Data extracted from a collection
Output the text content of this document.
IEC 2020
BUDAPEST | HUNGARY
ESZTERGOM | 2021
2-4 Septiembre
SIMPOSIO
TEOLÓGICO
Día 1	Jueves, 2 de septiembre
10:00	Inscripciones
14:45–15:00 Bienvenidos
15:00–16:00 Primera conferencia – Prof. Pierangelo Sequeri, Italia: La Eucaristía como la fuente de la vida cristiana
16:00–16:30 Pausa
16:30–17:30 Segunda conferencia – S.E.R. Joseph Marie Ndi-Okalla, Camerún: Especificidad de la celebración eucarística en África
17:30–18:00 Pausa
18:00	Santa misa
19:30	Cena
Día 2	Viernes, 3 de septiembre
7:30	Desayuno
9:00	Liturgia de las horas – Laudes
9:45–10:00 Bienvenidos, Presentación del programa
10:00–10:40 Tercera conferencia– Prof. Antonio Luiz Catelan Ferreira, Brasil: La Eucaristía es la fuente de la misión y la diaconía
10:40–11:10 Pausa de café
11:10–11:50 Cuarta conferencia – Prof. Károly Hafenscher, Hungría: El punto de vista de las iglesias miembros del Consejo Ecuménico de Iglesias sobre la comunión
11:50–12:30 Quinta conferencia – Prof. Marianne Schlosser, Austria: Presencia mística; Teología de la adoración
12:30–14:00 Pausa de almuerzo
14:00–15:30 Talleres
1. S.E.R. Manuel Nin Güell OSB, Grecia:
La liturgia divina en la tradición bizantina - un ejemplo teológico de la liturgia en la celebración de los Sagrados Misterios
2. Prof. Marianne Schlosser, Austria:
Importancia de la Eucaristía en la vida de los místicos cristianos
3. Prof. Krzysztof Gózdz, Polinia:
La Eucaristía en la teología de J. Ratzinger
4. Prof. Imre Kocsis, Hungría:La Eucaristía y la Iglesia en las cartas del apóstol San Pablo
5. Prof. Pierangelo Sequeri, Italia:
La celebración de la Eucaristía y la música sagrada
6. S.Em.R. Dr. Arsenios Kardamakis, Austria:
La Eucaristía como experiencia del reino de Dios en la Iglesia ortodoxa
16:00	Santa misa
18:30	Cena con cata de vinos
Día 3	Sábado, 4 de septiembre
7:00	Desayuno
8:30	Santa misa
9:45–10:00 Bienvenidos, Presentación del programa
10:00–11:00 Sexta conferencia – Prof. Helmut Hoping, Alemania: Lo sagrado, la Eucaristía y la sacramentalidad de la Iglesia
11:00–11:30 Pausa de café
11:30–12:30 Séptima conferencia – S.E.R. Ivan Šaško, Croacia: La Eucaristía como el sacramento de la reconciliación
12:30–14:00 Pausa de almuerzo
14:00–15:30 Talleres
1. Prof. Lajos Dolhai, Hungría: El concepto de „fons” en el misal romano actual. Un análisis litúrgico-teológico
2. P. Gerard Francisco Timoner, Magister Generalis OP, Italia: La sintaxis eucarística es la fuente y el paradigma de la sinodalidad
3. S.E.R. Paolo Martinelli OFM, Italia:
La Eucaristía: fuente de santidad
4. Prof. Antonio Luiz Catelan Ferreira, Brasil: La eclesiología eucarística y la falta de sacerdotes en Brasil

*Objective*. Print all of the entries exactly as they appear.

*Expected answer*.
Output the text content of this document.
IEC 2020
BUDAPEST | HUNGARY
ESZTERGOM | 2021
2-4 Septiembre
SIMPOSIO
TEOLÓGICO
Día 1	Jueves, 2 de septiembre
10:00	Inscripciones
14:45–15:00 Bienvenidos
15:00–16:00 Primera conferencia – Prof. Pierangelo Sequeri, Italia: La Eucaristía como la fuente de la vida cristiana
16:00–16:30 Pausa
16:30–17:30 Segunda conferencia – S.E.R. Joseph Marie Ndi-Okalla, Camerún: Especificidad de la celebración eucarística en África
17:30–18:00 Pausa
18:00	Santa misa
19:30	Cena
Día 2	Viernes, 3 de septiembre
7:30	Desayuno
9:00	Liturgia de las horas – Laudes
9:45–10:00 Bienvenidos, Presentación del programa
10:00–10:40 Tercera conferencia– Prof. Antonio Luiz Catelan Ferreira, Brasil: La Eucaristía es la fuente de la misión y la diaconía
10:40–11:10 Pausa de café
11:10–11:50 Cuarta conferencia – Prof. Károly Hafenscher, Hungría: El punto de vista de las iglesias miembros del Consejo Ecuménico de Iglesias sobre la comunión
11:50–12:30 Quinta conferencia – Prof. Marianne Schlosser, Austria: Presencia mística; Teología de la adoración
12:30–14:00 Pausa de almuerzo
14:00–15:30 Talleres
1. S.E.R. Manuel Nin Güell OSB, Grecia:
La liturgia divina en la tradición bizantina - un ejemplo teológico de la liturgia en la celebración de los Sagrados Misterios
2. Prof. Marianne Schlosser, Austria:
Importancia de la Eucaristía en la vida de los místicos cristianos
3. Prof. Krzysztof Gózdz, Polinia:
La Eucaristía en la teología de J. Ratzinger
4. Prof. Imre Kocsis, Hungría:La Eucaristía y la Iglesia en las cartas del apóstol San Pablo
5. Prof. Pierangelo Sequeri, Italia:
La celebración de la Eucaristía y la música sagrada
6. S.Em.R. Dr. Arsenios Kardamakis, Austria:
La Eucaristía como experiencia del reino de Dios en la Iglesia ortodoxa
16:00	Santa misa
18:30	Cena con cata de vinos
Día 3	Sábado, 4 de septiembre
7:00	Desayuno
8:30	Santa misa
9:45–10:00 Bienvenidos, Presentación del programa
10:00–11:00 Sexta conferencia – Prof. Helmut Hoping, Alemania: Lo sagrado, la Eucaristía y la sacramentalidad de la Iglesia
11:00–11:30 Pausa de café
11:30–12:30 Séptima conferencia – S.E.R. Ivan Šaško, Croacia: La Eucaristía como el sacramento de la reconciliación
12:30–14:00 Pausa de almuerzo
14:00–15:30 Talleres
1. Prof. Lajos Dolhai, Hungría: El concepto de „fons” en el misal romano actual. Un análisis litúrgico-teológico
2. P. Gerard Francisco Timoner, Magister Generalis OP, Italia: La sintaxis eucarística es la fuente y el paradigma de la sinodalidad
3. S.E.R. Paolo Martinelli OFM, Italia:
La Eucaristía: fuente de santidad
4. Prof. Antonio Luiz Catelan Ferreira, Brasil: La eclesiología eucarística y la falta de sacerdotes en Brasil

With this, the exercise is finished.